#### Record excerpts ####

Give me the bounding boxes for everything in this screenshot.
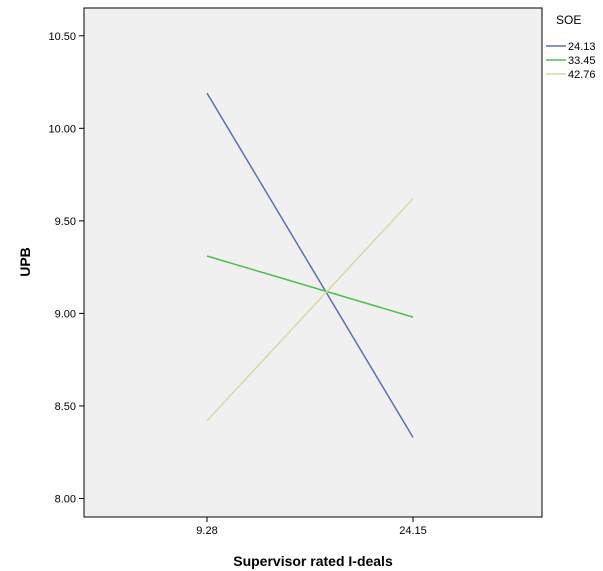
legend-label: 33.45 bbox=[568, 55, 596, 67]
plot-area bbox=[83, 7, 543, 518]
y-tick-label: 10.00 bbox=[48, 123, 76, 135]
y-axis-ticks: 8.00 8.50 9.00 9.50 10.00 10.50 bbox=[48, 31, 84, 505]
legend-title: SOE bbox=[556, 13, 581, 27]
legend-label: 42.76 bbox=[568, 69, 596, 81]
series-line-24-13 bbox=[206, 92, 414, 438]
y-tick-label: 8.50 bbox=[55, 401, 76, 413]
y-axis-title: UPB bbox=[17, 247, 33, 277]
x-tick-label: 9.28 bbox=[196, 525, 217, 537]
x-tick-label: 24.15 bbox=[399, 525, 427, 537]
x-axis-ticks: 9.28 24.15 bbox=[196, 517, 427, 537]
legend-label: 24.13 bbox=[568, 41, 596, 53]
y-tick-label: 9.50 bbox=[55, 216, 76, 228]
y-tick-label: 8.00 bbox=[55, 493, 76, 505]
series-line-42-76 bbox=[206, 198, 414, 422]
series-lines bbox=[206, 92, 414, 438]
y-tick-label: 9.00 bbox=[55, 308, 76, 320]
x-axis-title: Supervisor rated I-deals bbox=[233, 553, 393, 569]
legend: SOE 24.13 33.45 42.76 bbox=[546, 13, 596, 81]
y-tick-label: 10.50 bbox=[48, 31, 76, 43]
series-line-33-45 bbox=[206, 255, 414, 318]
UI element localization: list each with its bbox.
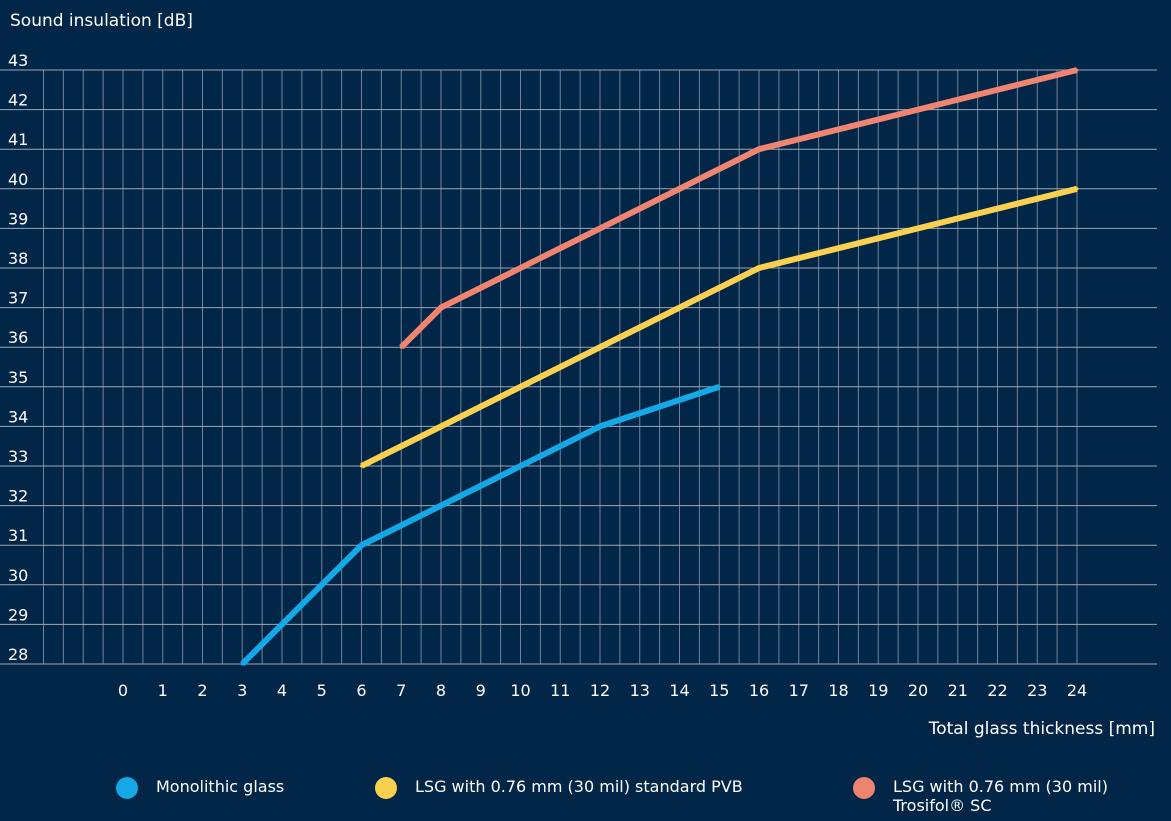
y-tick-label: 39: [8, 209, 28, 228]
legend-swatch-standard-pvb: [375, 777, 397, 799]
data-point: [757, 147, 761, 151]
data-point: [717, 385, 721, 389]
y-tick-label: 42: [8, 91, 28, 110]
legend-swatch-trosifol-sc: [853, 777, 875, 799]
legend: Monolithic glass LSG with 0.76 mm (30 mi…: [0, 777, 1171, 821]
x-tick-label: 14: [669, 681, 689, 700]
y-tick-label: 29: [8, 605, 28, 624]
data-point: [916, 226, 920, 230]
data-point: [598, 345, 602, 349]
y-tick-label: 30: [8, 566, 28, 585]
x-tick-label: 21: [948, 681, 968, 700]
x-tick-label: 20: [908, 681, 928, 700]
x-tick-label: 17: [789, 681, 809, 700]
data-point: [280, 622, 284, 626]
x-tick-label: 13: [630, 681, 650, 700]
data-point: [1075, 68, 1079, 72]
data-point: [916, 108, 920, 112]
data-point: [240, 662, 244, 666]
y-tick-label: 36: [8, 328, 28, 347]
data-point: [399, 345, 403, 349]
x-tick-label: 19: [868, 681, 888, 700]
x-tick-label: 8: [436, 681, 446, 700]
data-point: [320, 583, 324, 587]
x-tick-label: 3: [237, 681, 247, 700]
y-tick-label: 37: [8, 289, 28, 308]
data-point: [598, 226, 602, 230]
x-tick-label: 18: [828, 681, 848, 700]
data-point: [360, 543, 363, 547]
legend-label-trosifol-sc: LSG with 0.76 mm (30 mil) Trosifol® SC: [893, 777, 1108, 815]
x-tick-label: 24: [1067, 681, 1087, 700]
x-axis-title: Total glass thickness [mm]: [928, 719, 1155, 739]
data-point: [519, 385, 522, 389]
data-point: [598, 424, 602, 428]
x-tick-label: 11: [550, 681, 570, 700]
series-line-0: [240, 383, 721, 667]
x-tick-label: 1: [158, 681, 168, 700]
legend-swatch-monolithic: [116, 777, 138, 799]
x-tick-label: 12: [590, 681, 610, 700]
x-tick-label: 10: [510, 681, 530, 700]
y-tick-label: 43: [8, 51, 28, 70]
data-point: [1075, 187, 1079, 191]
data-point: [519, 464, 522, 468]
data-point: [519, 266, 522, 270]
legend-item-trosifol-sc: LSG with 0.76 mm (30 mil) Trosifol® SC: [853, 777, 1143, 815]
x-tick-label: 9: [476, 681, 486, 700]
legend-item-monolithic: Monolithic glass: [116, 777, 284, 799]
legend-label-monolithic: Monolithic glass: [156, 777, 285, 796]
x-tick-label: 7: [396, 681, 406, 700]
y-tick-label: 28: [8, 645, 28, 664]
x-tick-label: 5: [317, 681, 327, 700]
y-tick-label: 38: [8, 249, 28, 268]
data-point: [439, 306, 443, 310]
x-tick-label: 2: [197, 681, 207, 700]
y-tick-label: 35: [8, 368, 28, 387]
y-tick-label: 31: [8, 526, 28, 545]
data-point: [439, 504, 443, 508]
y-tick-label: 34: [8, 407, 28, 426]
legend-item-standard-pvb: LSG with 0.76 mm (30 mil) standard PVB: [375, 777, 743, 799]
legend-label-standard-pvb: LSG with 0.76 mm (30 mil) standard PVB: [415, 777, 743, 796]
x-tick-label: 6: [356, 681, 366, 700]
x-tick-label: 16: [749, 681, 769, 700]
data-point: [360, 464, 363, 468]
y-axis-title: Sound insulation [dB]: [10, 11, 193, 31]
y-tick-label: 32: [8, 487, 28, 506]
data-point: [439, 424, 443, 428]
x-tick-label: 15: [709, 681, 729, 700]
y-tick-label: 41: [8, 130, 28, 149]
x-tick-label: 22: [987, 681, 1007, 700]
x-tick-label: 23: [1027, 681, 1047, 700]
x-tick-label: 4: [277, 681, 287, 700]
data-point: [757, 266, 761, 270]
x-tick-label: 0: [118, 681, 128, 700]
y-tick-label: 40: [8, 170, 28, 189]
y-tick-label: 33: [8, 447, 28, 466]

####
#### Record excerpts ####

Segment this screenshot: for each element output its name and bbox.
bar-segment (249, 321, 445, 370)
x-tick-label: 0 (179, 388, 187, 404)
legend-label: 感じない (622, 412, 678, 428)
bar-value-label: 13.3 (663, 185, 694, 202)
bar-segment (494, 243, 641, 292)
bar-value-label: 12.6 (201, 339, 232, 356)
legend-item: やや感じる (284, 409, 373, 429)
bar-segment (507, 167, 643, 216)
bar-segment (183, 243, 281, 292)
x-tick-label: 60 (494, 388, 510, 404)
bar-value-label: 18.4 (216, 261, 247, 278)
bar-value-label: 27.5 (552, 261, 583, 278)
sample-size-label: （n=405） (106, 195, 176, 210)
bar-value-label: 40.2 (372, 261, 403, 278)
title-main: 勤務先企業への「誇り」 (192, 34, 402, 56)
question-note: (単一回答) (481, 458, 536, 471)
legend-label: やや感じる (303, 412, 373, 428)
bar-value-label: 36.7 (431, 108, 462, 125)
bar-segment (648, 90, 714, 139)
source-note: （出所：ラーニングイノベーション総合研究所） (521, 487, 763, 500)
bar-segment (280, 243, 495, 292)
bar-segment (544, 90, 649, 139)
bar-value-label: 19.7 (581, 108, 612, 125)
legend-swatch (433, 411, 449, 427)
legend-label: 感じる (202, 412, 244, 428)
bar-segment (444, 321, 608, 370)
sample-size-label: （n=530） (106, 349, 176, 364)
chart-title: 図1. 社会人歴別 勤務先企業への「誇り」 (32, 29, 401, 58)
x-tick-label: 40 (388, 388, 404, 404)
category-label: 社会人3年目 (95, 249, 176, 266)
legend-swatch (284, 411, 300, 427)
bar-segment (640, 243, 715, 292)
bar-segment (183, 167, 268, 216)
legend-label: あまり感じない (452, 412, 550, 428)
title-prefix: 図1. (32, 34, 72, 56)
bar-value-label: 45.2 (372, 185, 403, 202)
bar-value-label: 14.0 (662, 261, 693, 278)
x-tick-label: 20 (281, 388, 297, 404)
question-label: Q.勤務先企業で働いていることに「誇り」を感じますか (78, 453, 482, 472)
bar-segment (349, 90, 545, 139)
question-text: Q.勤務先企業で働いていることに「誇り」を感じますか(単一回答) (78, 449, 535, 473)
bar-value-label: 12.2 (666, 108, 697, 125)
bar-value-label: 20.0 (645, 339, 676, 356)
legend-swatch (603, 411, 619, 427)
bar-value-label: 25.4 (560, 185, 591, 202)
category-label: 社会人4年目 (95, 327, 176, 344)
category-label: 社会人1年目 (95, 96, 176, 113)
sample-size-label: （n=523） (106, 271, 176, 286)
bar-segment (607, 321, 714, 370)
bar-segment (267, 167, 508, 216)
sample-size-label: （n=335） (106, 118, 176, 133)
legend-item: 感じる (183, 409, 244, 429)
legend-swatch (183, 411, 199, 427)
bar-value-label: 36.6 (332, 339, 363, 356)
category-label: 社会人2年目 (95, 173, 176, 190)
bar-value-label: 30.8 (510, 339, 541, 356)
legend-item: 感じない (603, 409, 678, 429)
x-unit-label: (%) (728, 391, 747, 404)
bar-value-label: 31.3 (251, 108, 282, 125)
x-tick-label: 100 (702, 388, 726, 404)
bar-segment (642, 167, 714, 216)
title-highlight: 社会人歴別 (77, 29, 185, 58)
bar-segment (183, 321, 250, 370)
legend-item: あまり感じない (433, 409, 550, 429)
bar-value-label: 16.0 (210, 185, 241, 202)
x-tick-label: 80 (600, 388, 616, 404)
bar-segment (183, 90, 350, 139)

####

▶ [Exercise brief]
Repeat the rows from the line with "legend-label: 33.45 bbox=[568, 55, 596, 67]" to the line with "series-line-24-13 bbox=[206, 92, 414, 438]", including both of those lines.

▶ [Complete answer]
legend-label: 33.45 bbox=[568, 55, 596, 67]
plot-area bbox=[83, 7, 543, 518]
y-tick-label: 10.00 bbox=[48, 123, 76, 135]
y-axis-ticks: 8.00 8.50 9.00 9.50 10.00 10.50 bbox=[48, 31, 84, 505]
legend-title: SOE bbox=[556, 13, 581, 27]
legend-label: 42.76 bbox=[568, 69, 596, 81]
series-line-24-13 bbox=[206, 92, 414, 438]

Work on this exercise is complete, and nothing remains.